> _Records_:
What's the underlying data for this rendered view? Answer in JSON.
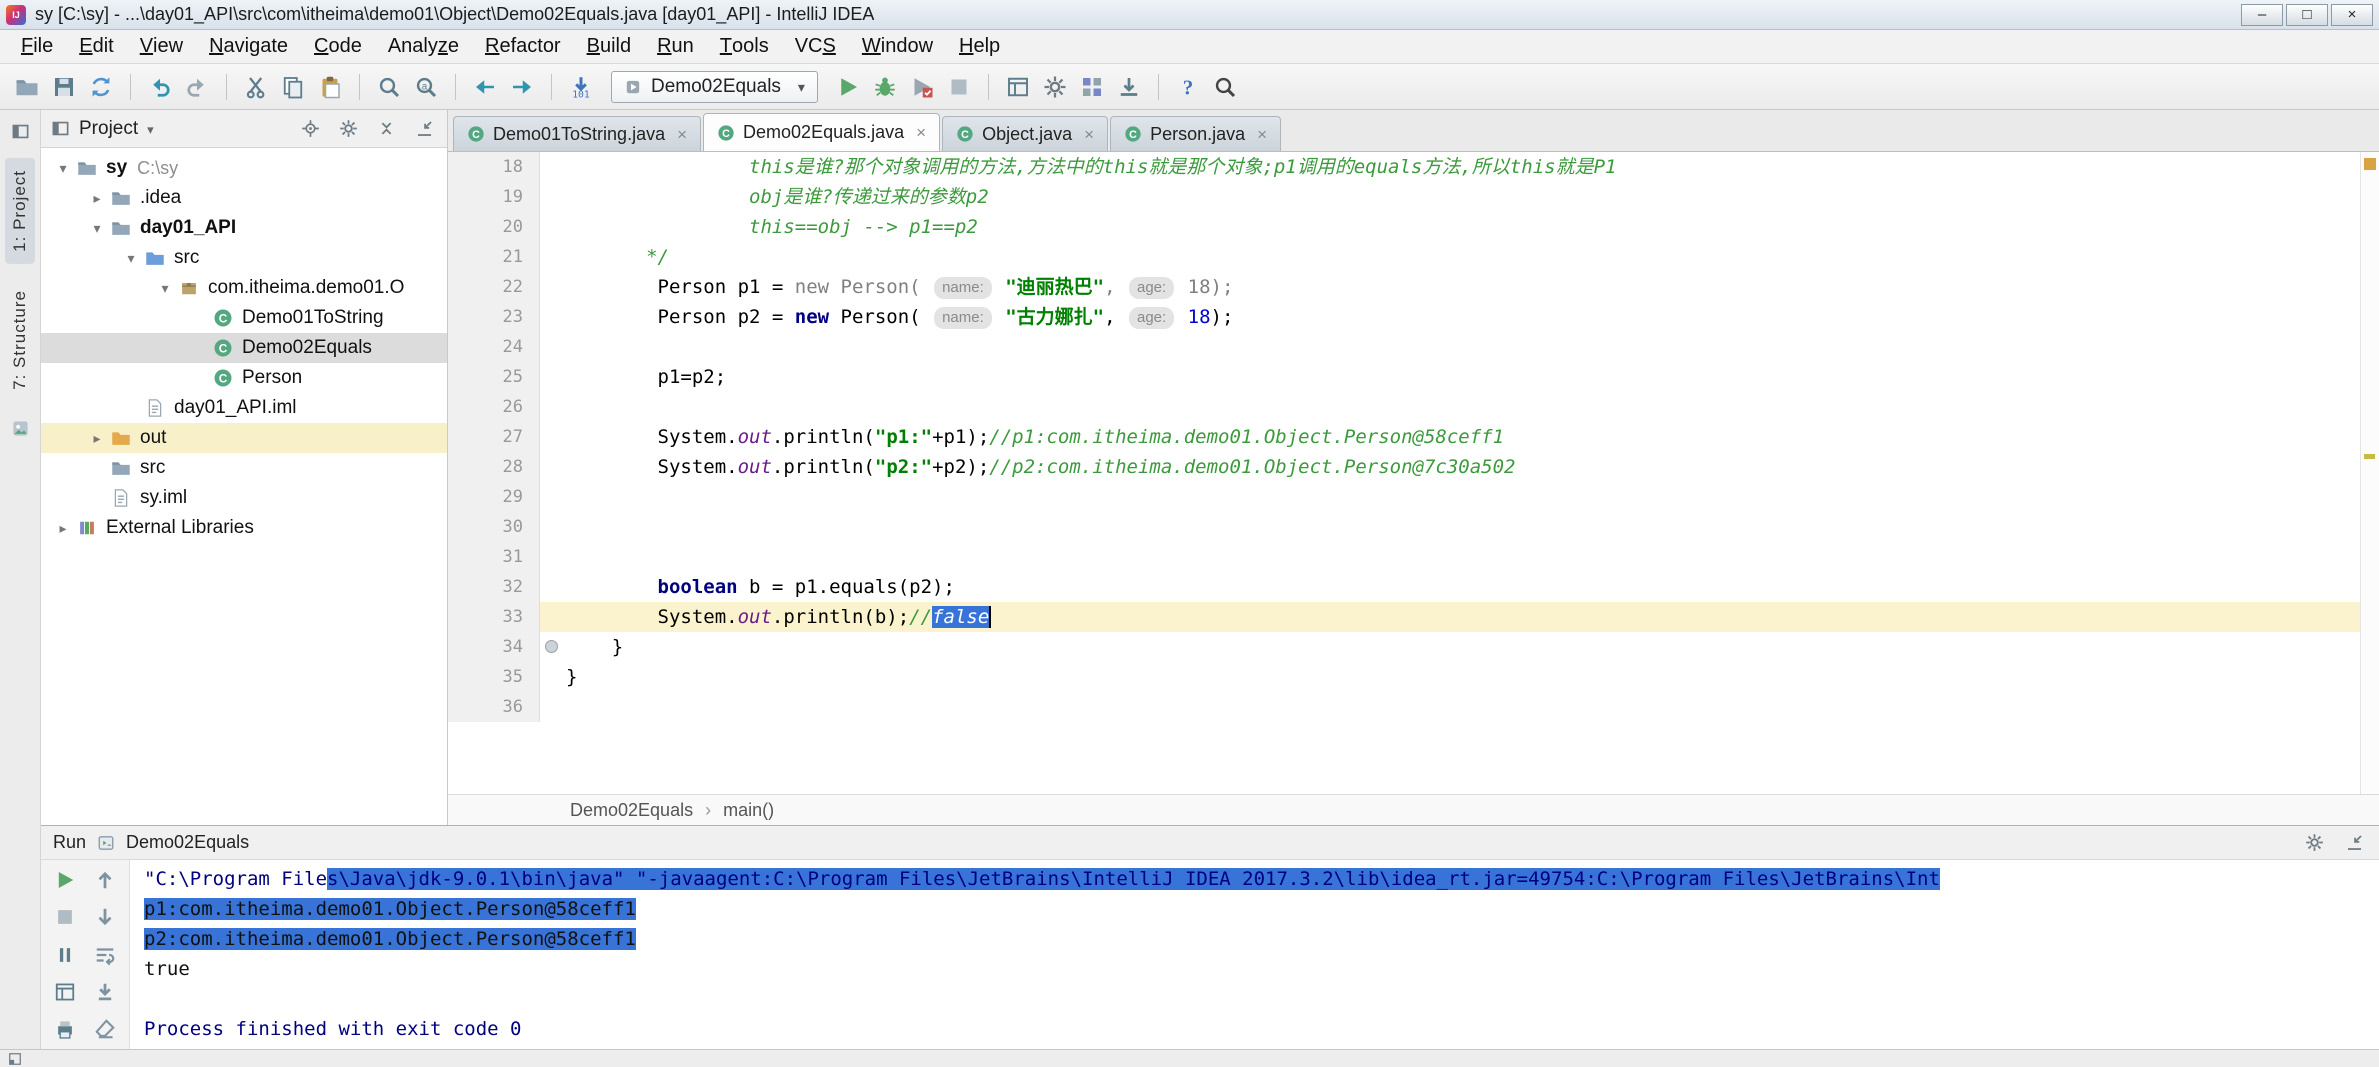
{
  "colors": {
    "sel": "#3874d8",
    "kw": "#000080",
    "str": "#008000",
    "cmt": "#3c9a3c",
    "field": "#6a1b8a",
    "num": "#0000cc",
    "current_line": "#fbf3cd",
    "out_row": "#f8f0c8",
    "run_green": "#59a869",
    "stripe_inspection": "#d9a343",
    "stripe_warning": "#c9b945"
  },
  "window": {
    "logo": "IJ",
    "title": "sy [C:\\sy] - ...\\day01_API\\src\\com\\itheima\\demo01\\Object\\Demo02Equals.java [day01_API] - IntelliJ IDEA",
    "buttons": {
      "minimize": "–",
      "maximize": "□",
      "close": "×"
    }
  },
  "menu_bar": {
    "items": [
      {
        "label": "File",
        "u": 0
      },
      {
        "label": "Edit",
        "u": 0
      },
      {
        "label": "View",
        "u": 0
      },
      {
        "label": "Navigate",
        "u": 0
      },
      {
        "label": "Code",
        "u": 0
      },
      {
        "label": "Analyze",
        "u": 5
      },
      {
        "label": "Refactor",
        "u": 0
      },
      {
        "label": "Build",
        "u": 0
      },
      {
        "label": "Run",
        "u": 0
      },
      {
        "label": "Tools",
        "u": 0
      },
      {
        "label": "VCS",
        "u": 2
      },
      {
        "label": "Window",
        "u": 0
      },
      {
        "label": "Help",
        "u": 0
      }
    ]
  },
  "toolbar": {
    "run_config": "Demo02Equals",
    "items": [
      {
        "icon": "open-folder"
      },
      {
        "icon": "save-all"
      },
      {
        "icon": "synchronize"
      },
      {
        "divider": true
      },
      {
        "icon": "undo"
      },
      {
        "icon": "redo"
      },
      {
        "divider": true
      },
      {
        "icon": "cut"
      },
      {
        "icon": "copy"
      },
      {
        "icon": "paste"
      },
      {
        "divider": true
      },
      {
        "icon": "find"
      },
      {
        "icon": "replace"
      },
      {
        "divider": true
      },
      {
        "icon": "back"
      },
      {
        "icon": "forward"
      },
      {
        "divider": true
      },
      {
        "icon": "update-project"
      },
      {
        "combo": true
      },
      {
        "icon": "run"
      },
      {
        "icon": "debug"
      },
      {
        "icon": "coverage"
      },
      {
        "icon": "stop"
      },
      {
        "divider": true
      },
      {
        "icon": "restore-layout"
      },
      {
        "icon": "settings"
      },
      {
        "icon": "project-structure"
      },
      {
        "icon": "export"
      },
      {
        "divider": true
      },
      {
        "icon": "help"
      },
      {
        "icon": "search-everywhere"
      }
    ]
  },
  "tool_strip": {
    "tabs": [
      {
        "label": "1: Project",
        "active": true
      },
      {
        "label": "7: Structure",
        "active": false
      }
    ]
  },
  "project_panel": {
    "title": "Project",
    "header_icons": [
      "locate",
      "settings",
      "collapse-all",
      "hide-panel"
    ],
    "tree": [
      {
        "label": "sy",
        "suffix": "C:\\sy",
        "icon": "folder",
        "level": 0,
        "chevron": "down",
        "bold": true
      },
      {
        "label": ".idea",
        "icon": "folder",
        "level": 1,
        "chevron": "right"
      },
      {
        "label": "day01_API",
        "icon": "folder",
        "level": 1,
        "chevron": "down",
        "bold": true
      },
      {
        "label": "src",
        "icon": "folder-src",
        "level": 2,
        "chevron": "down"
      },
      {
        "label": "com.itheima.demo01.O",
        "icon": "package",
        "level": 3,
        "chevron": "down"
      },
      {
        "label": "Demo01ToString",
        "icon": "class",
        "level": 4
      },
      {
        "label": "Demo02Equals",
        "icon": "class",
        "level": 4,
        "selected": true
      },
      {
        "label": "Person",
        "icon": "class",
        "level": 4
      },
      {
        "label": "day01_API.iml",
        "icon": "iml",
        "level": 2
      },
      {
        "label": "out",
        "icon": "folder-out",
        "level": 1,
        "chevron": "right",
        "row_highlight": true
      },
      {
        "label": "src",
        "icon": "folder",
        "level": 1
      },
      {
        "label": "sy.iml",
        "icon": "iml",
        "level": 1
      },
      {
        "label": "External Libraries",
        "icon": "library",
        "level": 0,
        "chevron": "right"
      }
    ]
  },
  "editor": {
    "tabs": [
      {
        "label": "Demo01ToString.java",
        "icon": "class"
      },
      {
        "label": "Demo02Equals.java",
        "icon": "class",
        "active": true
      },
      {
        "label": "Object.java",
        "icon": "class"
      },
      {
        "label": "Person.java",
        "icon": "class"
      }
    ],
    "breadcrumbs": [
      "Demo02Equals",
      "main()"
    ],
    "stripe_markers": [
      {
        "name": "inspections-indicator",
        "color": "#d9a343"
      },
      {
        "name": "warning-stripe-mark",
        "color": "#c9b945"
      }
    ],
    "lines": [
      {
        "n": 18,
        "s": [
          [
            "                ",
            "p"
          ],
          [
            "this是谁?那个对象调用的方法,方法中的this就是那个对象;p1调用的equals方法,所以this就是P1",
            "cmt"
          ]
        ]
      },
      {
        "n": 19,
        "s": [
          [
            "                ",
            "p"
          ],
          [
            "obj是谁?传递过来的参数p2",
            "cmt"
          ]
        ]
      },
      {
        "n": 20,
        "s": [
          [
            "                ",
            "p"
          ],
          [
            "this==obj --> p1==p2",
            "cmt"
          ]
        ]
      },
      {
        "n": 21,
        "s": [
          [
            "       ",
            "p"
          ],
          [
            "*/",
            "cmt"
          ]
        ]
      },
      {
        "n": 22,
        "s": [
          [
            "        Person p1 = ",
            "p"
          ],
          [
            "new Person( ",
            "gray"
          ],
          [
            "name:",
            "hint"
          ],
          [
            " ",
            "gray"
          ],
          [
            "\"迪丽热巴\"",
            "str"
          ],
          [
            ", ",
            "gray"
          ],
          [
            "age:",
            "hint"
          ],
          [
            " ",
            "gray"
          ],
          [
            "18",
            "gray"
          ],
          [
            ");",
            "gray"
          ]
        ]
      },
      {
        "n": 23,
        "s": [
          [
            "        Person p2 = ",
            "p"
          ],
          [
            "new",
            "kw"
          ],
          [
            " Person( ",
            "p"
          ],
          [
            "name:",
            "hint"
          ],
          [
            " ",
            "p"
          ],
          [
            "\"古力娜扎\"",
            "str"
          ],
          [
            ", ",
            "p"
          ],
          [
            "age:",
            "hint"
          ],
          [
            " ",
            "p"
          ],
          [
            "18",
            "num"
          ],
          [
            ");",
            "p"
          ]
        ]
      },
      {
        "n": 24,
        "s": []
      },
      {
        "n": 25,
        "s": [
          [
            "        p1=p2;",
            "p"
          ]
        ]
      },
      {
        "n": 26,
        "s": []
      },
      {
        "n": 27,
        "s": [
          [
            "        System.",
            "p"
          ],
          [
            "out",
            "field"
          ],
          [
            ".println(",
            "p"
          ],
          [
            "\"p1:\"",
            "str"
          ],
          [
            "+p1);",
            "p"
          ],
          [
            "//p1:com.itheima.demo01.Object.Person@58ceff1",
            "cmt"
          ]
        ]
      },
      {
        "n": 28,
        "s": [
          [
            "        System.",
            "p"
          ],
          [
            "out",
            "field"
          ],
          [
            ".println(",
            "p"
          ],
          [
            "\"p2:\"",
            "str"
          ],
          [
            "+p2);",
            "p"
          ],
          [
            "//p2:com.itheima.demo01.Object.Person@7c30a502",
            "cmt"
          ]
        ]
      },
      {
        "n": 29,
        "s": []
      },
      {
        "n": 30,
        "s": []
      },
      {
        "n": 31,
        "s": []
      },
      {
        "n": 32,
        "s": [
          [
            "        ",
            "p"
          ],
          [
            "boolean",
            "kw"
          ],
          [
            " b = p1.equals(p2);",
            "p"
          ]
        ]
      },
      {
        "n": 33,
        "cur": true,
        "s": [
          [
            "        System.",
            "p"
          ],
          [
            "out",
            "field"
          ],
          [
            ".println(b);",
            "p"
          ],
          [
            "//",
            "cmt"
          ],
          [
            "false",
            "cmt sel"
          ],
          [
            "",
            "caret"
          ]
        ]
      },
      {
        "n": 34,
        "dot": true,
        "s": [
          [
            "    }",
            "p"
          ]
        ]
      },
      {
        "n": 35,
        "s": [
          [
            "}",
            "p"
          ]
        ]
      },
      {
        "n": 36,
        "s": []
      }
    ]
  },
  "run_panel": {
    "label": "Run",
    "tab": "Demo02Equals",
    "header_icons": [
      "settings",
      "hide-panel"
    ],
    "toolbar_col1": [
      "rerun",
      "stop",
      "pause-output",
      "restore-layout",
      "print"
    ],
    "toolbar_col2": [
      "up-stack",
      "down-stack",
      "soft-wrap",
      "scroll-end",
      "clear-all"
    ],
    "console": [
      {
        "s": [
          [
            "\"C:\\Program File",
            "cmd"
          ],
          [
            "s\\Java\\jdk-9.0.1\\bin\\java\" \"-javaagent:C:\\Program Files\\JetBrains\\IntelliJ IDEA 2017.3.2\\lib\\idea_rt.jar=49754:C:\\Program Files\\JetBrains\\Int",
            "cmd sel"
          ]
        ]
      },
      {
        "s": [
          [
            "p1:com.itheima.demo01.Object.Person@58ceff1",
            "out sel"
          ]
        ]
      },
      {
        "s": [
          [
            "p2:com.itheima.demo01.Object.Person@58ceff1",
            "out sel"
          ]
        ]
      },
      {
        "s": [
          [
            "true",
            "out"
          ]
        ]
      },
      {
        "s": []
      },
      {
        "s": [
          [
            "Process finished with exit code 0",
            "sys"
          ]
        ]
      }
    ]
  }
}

> _Exercise goal_: Return all lines of the material above in which the word "name" occurs.

> _Reply_:
        "name": "inspections-indicator",
        "name": "warning-stripe-mark",
            "name:",
            "name:",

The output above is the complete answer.